* [What the exercise asks] Copy the lines below as they are; omit the images they contain.

* [Collection entries]
———

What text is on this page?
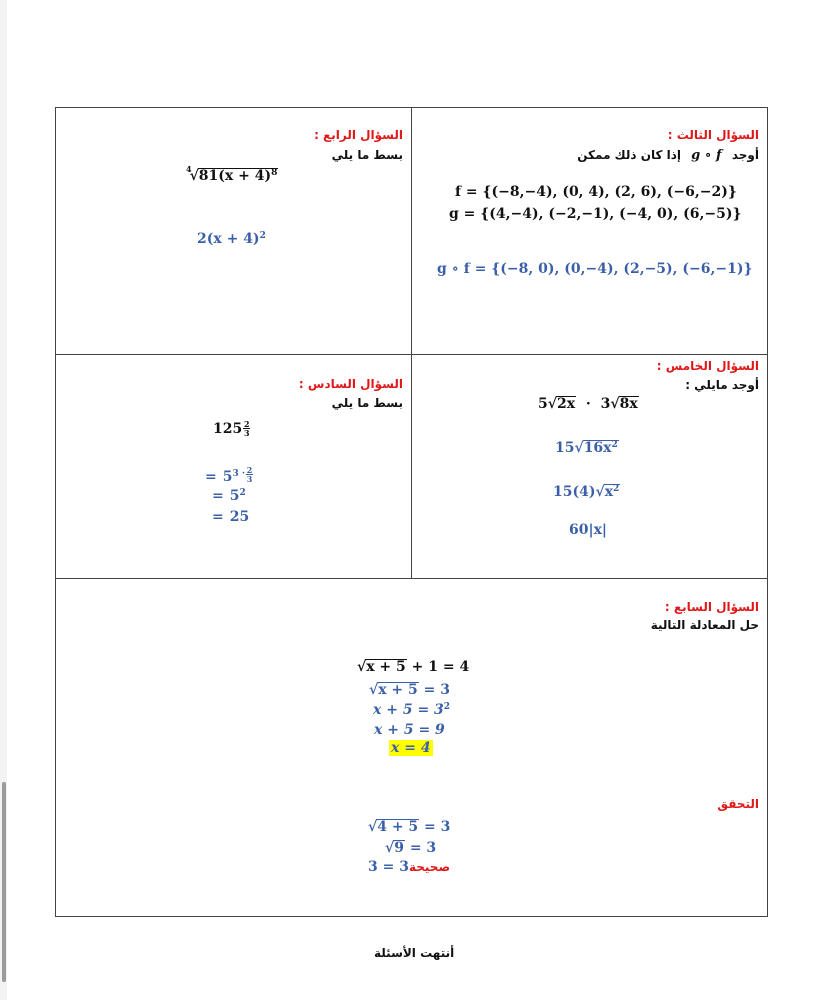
السؤال الثالث :
أوجد g ∘ f إذا كان ذلك ممكن
f = {(−8,−4), (0, 4), (2, 6), (−6,−2)}
g = {(4,−4), (−2,−1), (−4, 0), (6,−5)}
g ∘ f = {(−8, 0), (0,−4), (2,−5), (−6,−1)}
السؤال الرابع :
بسط ما يلي
$^4√81(x + 4)^8$
$2(x + 4)^2$
السؤال الخامس :
أوجد مايلي :
5√2x · 3√8x
$15√16x^2$
$15(4)√x^2$
60|x|
السؤال السادس :
بسط ما يلي
$125 \frac{2}{3}$
= $5^{3 \cdot} \frac{2}{3}$
= $5^2$
= 25
السؤال السابع :
حل المعادلة التالية
√x + 5 + 1 = 4
√x + 5 = 3
$x + 5 = 3^2$
x + 5 = 9
x = 4
التحقق
√4 + 5 = 3
√9 = 3
صحيحة3 = 3
أنتهت الأسئلة
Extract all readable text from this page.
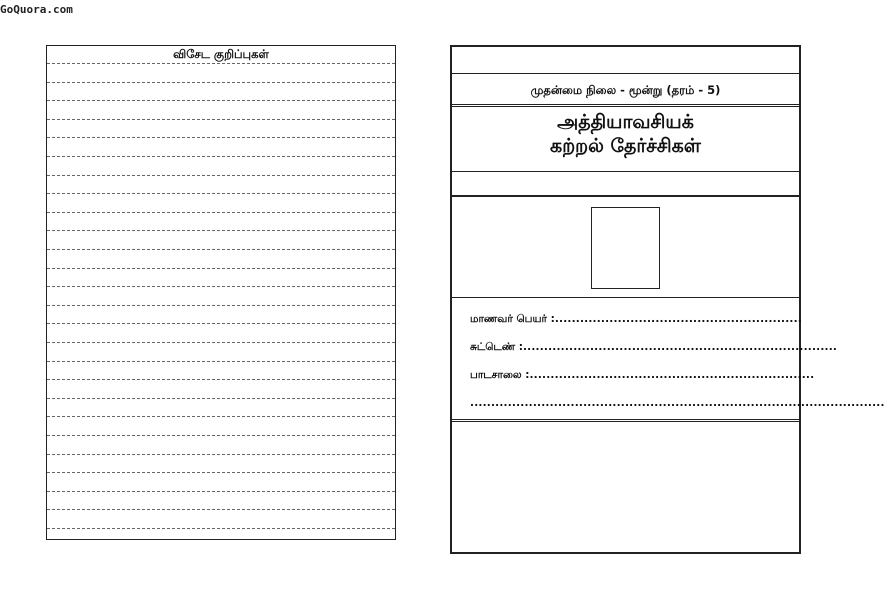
GoQuora.com
விசேட குறிப்புகள்
முதன்மை நிலை - மூன்று (தரம் - 5)
அத்தியாவசியக்
கற்றல் தேர்ச்சிகள்
மாணவர் பெயர் :...........................................................
சுட்டெண் :...........................................................................
பாடசாலை :....................................................................
...................................................................................................
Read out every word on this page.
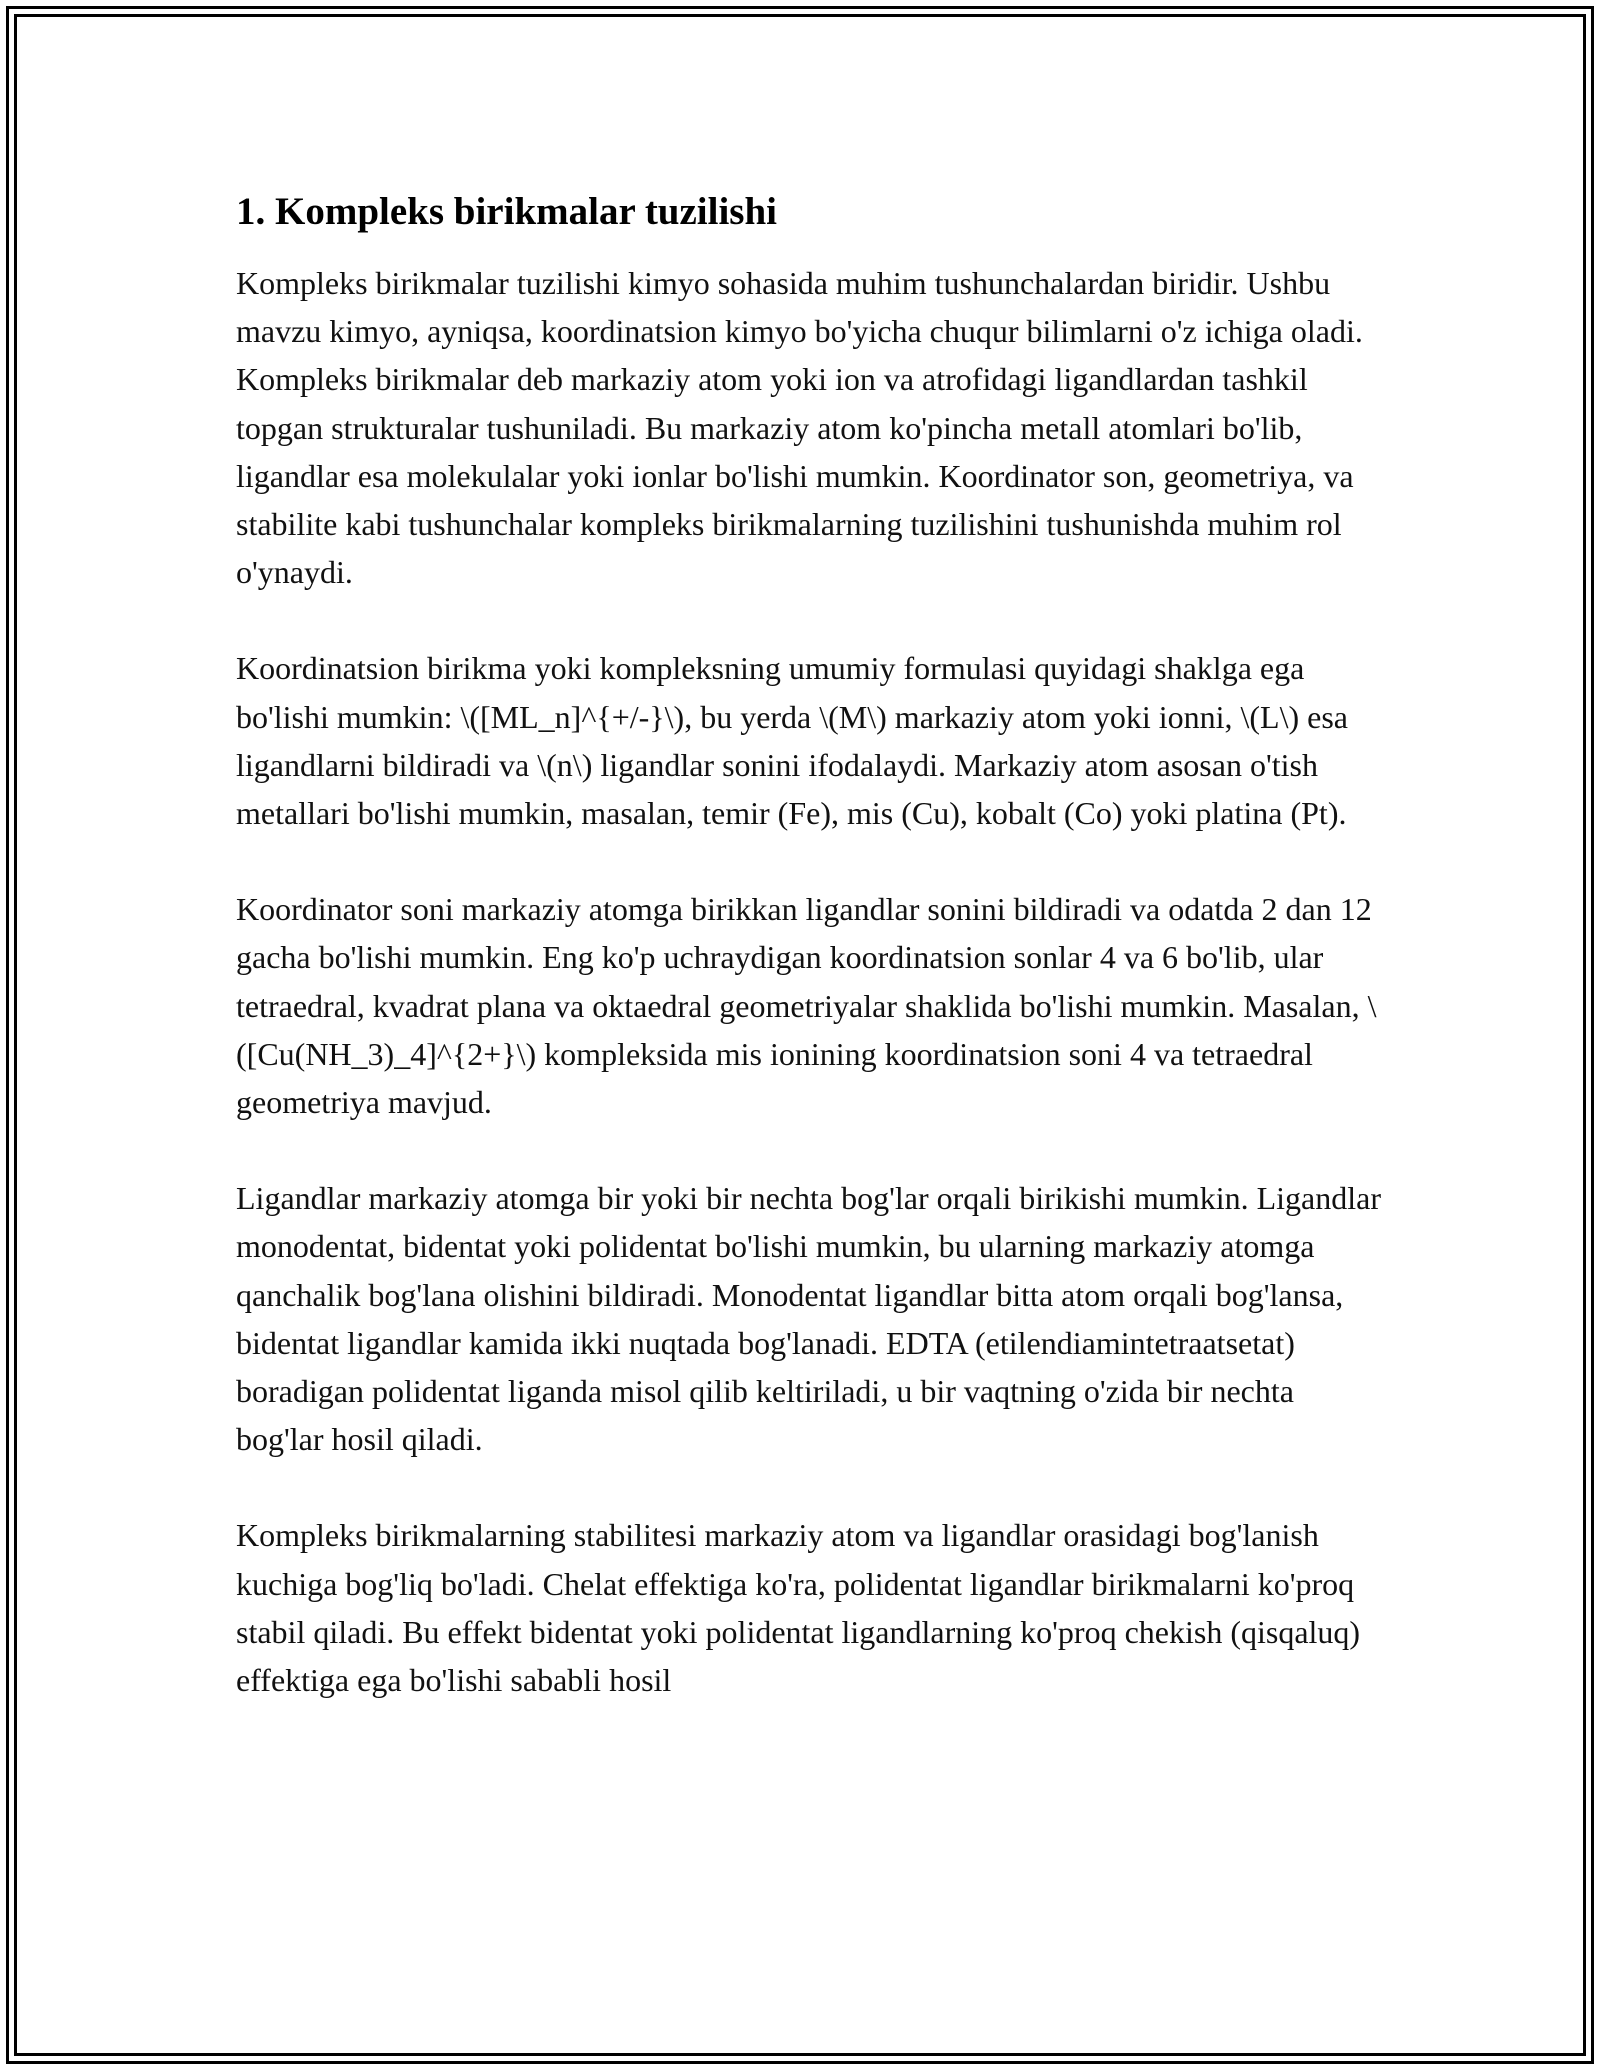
1. Kompleks birikmalar tuzilishi

Kompleks birikmalar tuzilishi kimyo sohasida muhim tushunchalardan biridir. Ushbu mavzu kimyo, ayniqsa, koordinatsion kimyo bo'yicha chuqur bilimlarni o'z ichiga oladi. Kompleks birikmalar deb markaziy atom yoki ion va atrofidagi ligandlardan tashkil topgan strukturalar tushuniladi. Bu markaziy atom ko'pincha metall atomlari bo'lib, ligandlar esa molekulalar yoki ionlar bo'lishi mumkin. Koordinator son, geometriya, va stabilite kabi tushunchalar kompleks birikmalarning tuzilishini tushunishda muhim rol o'ynaydi.

Koordinatsion birikma yoki kompleksning umumiy formulasi quyidagi shaklga ega bo'lishi mumkin: \([ML_n]^{+/-}\), bu yerda \(M\) markaziy atom yoki ionni, \(L\) esa ligandlarni bildiradi va \(n\) ligandlar sonini ifodalaydi. Markaziy atom asosan o'tish metallari bo'lishi mumkin, masalan, temir (Fe), mis (Cu), kobalt (Co) yoki platina (Pt).

Koordinator soni markaziy atomga birikkan ligandlar sonini bildiradi va odatda 2 dan 12 gacha bo'lishi mumkin. Eng ko'p uchraydigan koordinatsion sonlar 4 va 6 bo'lib, ular tetraedral, kvadrat plana va oktaedral geometriyalar shaklida bo'lishi mumkin. Masalan, \([Cu(NH_3)_4]^{2+}\) kompleksida mis ionining koordinatsion soni 4 va tetraedral geometriya mavjud.

Ligandlar markaziy atomga bir yoki bir nechta bog'lar orqali birikishi mumkin. Ligandlar monodentat, bidentat yoki polidentat bo'lishi mumkin, bu ularning markaziy atomga qanchalik bog'lana olishini bildiradi. Monodentat ligandlar bitta atom orqali bog'lansa, bidentat ligandlar kamida ikki nuqtada bog'lanadi. EDTA (etilendiamintetraatsetat) boradigan polidentat liganda misol qilib keltiriladi, u bir vaqtning o'zida bir nechta bog'lar hosil qiladi.

Kompleks birikmalarning stabilitesi markaziy atom va ligandlar orasidagi bog'lanish kuchiga bog'liq bo'ladi. Chelat effektiga ko'ra, polidentat ligandlar birikmalarni ko'proq stabil qiladi. Bu effekt bidentat yoki polidentat ligandlarning ko'proq chekish (qisqaluq) effektiga ega bo'lishi sababli hosil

———

* [Written solution]
What text is on this page?
السؤال الثالث :
أوجد g ∘ f إذا كان ذلك ممكن
f = {(−8,−4), (0, 4), (2, 6), (−6,−2)}
g = {(4,−4), (−2,−1), (−4, 0), (6,−5)}
g ∘ f = {(−8, 0), (0,−4), (2,−5), (−6,−1)}
السؤال الرابع :
بسط ما يلي
$^4√81(x + 4)^8$
$2(x + 4)^2$
السؤال الخامس :
أوجد مايلي :
5√2x · 3√8x
$15√16x^2$
$15(4)√x^2$
60|x|
السؤال السادس :
بسط ما يلي
$125 \frac{2}{3}$
= $5^{3 \cdot} \frac{2}{3}$
= $5^2$
= 25
السؤال السابع :
حل المعادلة التالية
√x + 5 + 1 = 4
√x + 5 = 3
$x + 5 = 3^2$
x + 5 = 9
x = 4
التحقق
√4 + 5 = 3
√9 = 3
صحيحة3 = 3
أنتهت الأسئلة
Extract all readable text from this page.
GoQuora.com
விசேட குறிப்புகள்
முதன்மை நிலை - மூன்று (தரம் - 5)
அத்தியாவசியக்
கற்றல் தேர்ச்சிகள்
மாணவர் பெயர் :...........................................................
சுட்டெண் :...........................................................................
பாடசாலை :....................................................................
...................................................................................................
Read out every word on this page.
1. Kompleks birikmalar tuzilishi

Kompleks birikmalar tuzilishi kimyo sohasida muhim tushunchalardan biridir. Ushbu mavzu kimyo, ayniqsa, koordinatsion kimyo bo'yicha chuqur bilimlarni o'z ichiga oladi. Kompleks birikmalar deb markaziy atom yoki ion va atrofidagi ligandlardan tashkil topgan strukturalar tushuniladi. Bu markaziy atom ko'pincha metall atomlari bo'lib, ligandlar esa molekulalar yoki ionlar bo'lishi mumkin. Koordinator son, geometriya, va stabilite kabi tushunchalar kompleks birikmalarning tuzilishini tushunishda muhim rol o'ynaydi.

Koordinatsion birikma yoki kompleksning umumiy formulasi quyidagi shaklga ega bo'lishi mumkin: \([ML_n]^{+/-}\), bu yerda \(M\) markaziy atom yoki ionni, \(L\) esa ligandlarni bildiradi va \(n\) ligandlar sonini ifodalaydi. Markaziy atom asosan o'tish metallari bo'lishi mumkin, masalan, temir (Fe), mis (Cu), kobalt (Co) yoki platina (Pt).

Koordinator soni markaziy atomga birikkan ligandlar sonini bildiradi va odatda 2 dan 12 gacha bo'lishi mumkin. Eng ko'p uchraydigan koordinatsion sonlar 4 va 6 bo'lib, ular tetraedral, kvadrat plana va oktaedral geometriyalar shaklida bo'lishi mumkin. Masalan, \([Cu(NH_3)_4]^{2+}\) kompleksida mis ionining koordinatsion soni 4 va tetraedral geometriya mavjud.

Ligandlar markaziy atomga bir yoki bir nechta bog'lar orqali birikishi mumkin. Ligandlar monodentat, bidentat yoki polidentat bo'lishi mumkin, bu ularning markaziy atomga qanchalik bog'lana olishini bildiradi. Monodentat ligandlar bitta atom orqali bog'lansa, bidentat ligandlar kamida ikki nuqtada bog'lanadi. EDTA (etilendiamintetraatsetat) boradigan polidentat liganda misol qilib keltiriladi, u bir vaqtning o'zida bir nechta bog'lar hosil qiladi.

Kompleks birikmalarning stabilitesi markaziy atom va ligandlar orasidagi bog'lanish kuchiga bog'liq bo'ladi. Chelat effektiga ko'ra, polidentat ligandlar birikmalarni ko'proq stabil qiladi. Bu effekt bidentat yoki polidentat ligandlarning ko'proq chekish (qisqaluq) effektiga ega bo'lishi sababli hosil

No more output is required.